▶ **What the exercise asks**:
Filter the listing below, copying every line in which the word "unit" appears.

▶ **Input material**:
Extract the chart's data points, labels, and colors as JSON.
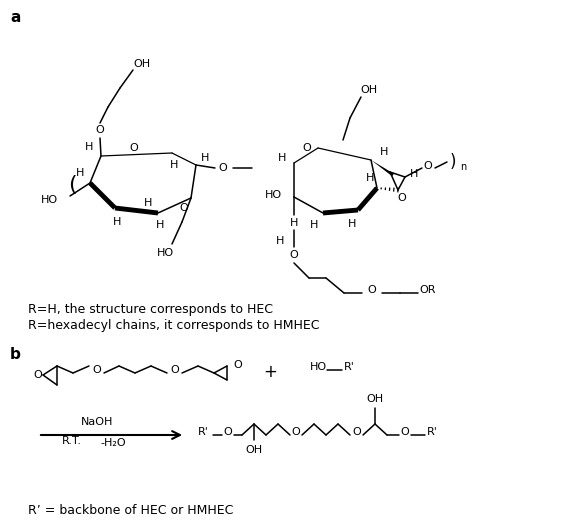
{
  "fig_width": 5.63,
  "fig_height": 5.23,
  "dpi": 100,
  "bg_color": "#ffffff",
  "line_color": "#000000",
  "text_color": "#000000",
  "caption_line1": "R=H, the structure corresponds to HEC",
  "caption_line2": "R=hexadecyl chains, it corresponds to HMHEC",
  "caption_b": "R’ = backbone of HEC or HMHEC"
}
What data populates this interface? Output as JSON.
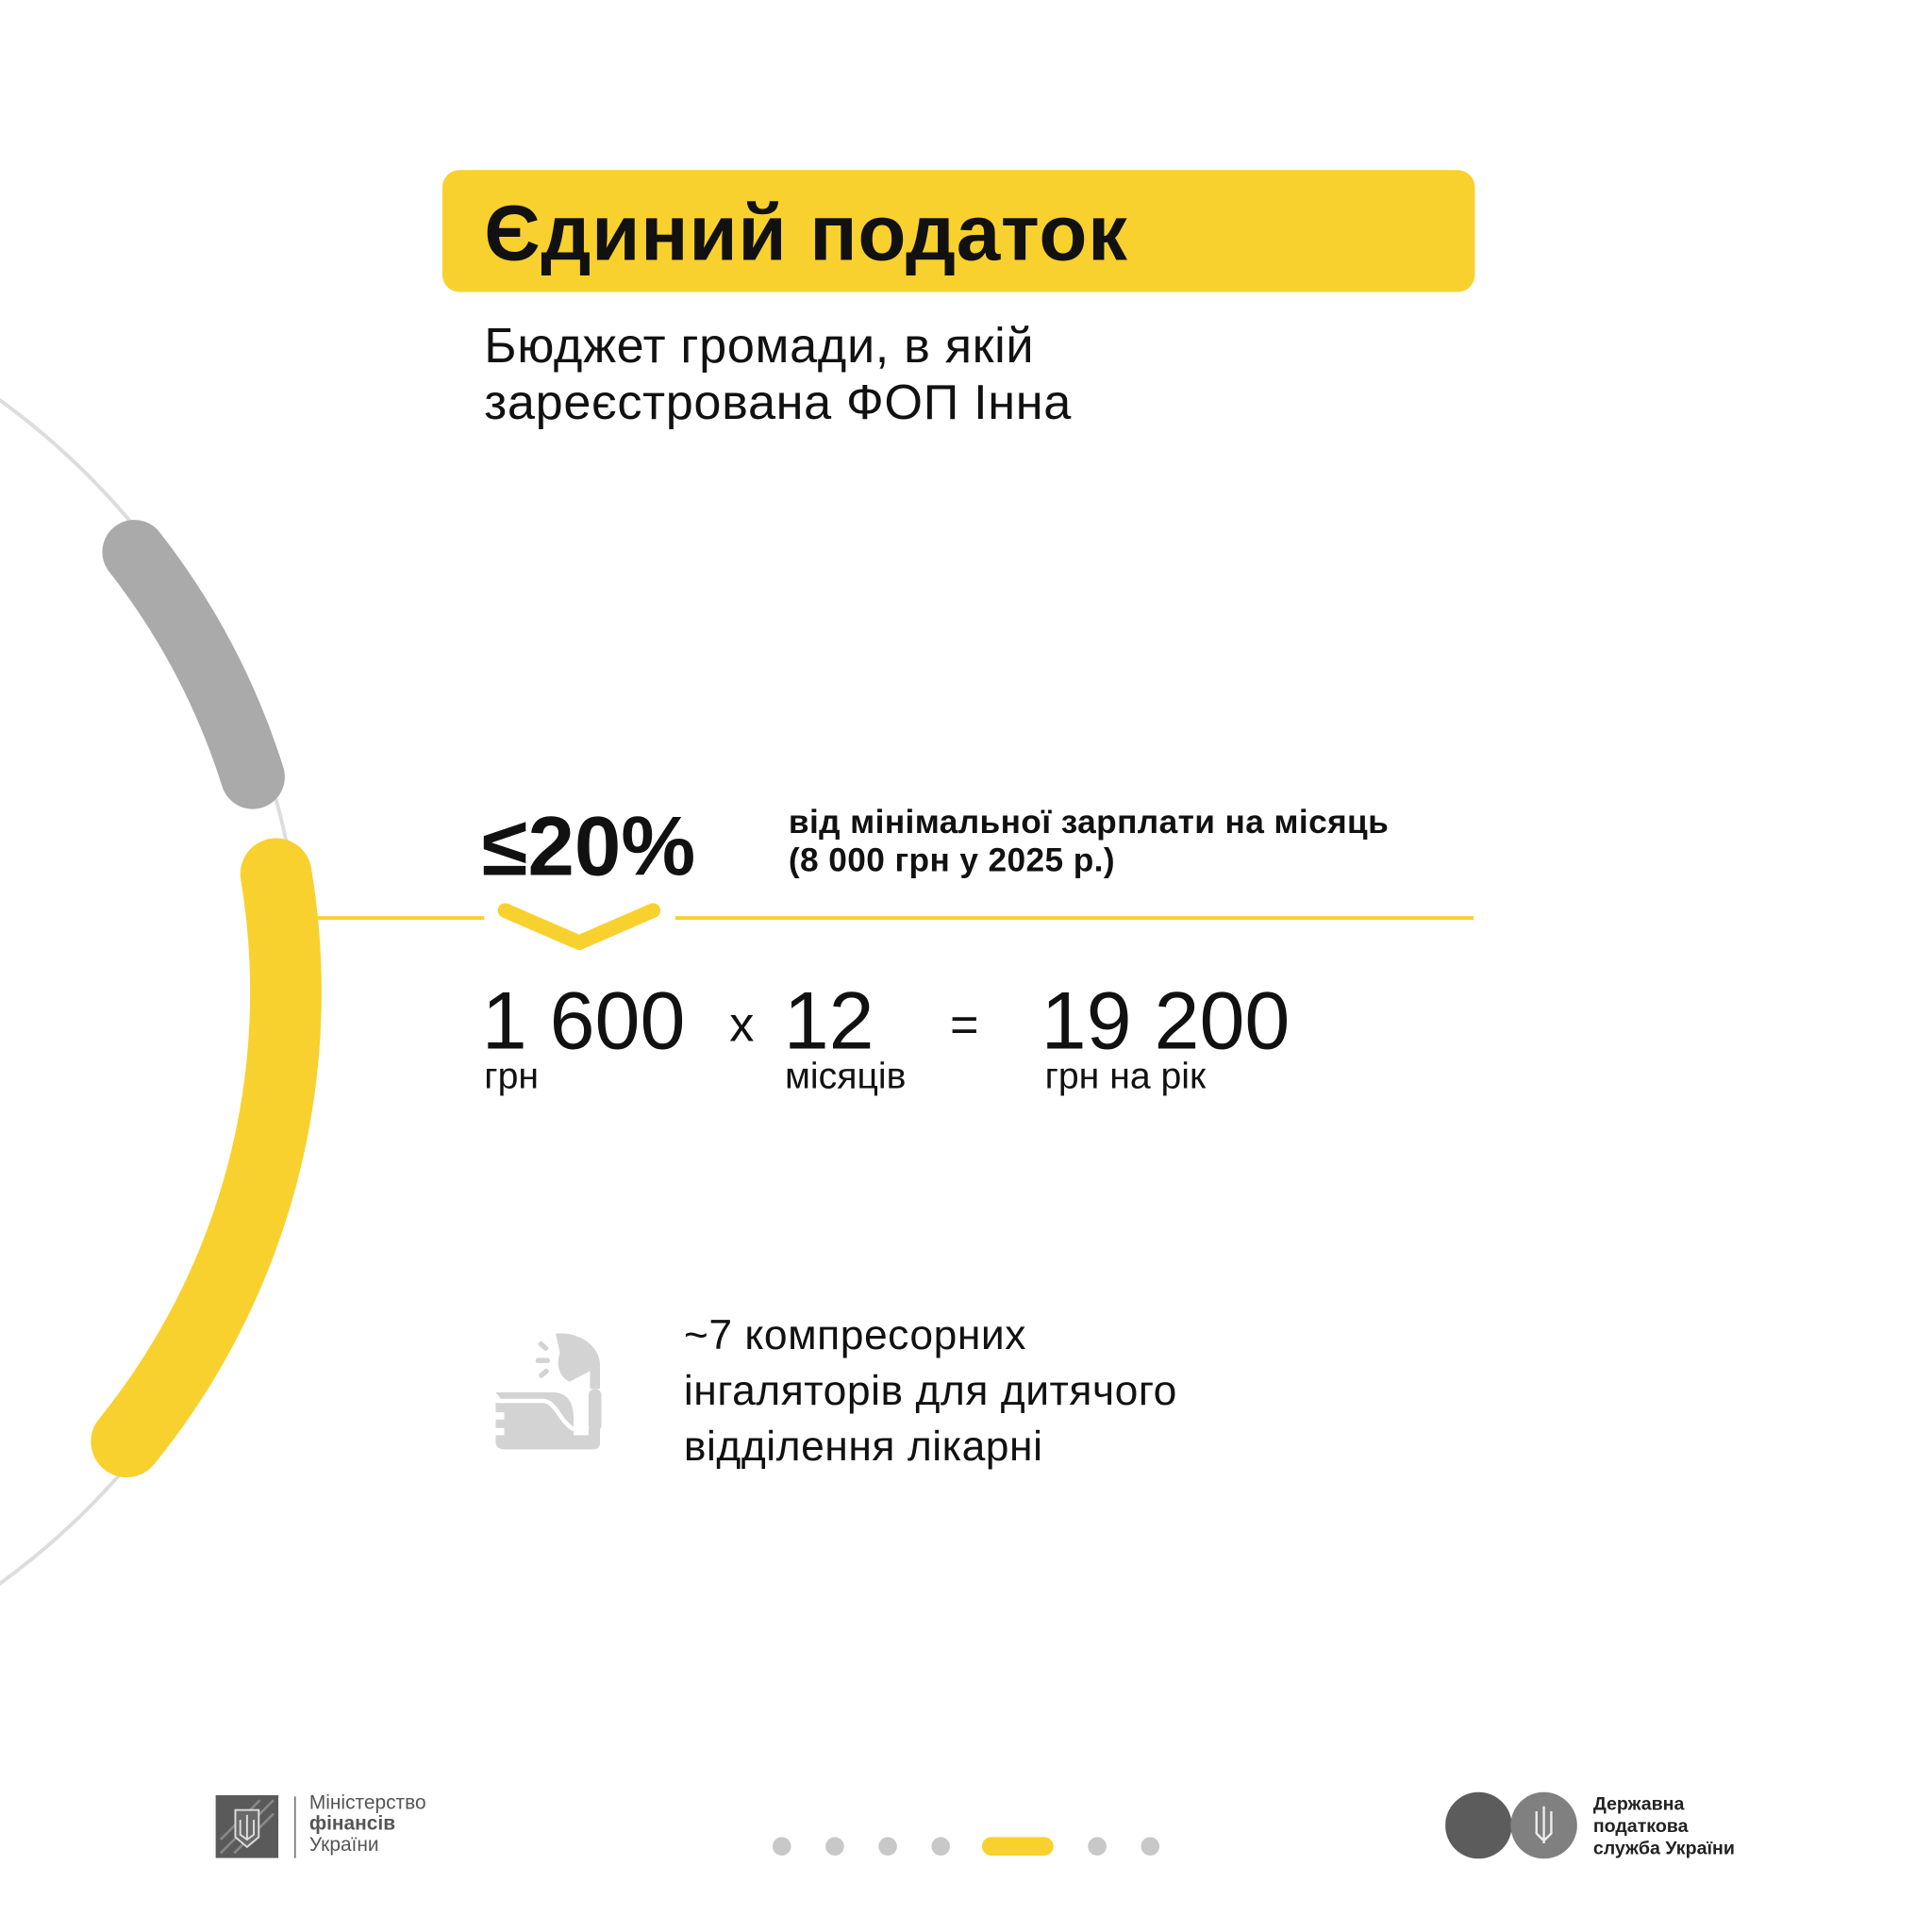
{
  "title": "Єдиний податок",
  "subtitle": [
    "Бюджет громади, в якій",
    "зареєстрована ФОП Інна"
  ],
  "rate": {
    "value": "≤20%",
    "note": [
      "від мінімальної зарплати на місяць",
      "(8 000 грн у 2025 р.)"
    ]
  },
  "calculation": {
    "monthly": {
      "value": "1 600",
      "unit": "грн"
    },
    "times": "x",
    "months": {
      "value": "12",
      "unit": "місяців"
    },
    "equals": "=",
    "total": {
      "value": "19 200",
      "unit": "грн на рік"
    }
  },
  "result": {
    "icon": "inhaler-icon",
    "text": [
      "~7 компресорних",
      "інгаляторів для дитячого",
      "відділення лікарні"
    ]
  },
  "footer": {
    "ministry": [
      "Міністерство",
      "фінансів",
      "України"
    ],
    "tax_service": [
      "Державна",
      "податкова",
      "служба України"
    ],
    "pagination": {
      "total": 7,
      "active": 5
    }
  },
  "colors": {
    "accent": "#F9D12E",
    "gray_arc": "#AAAAAA",
    "thin_arc": "#DDDDDD",
    "icon": "#D3D3D3"
  }
}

▶ **Exercise output**:
      "unit": "грн"
      "unit": "місяців"
      "unit": "грн на рік"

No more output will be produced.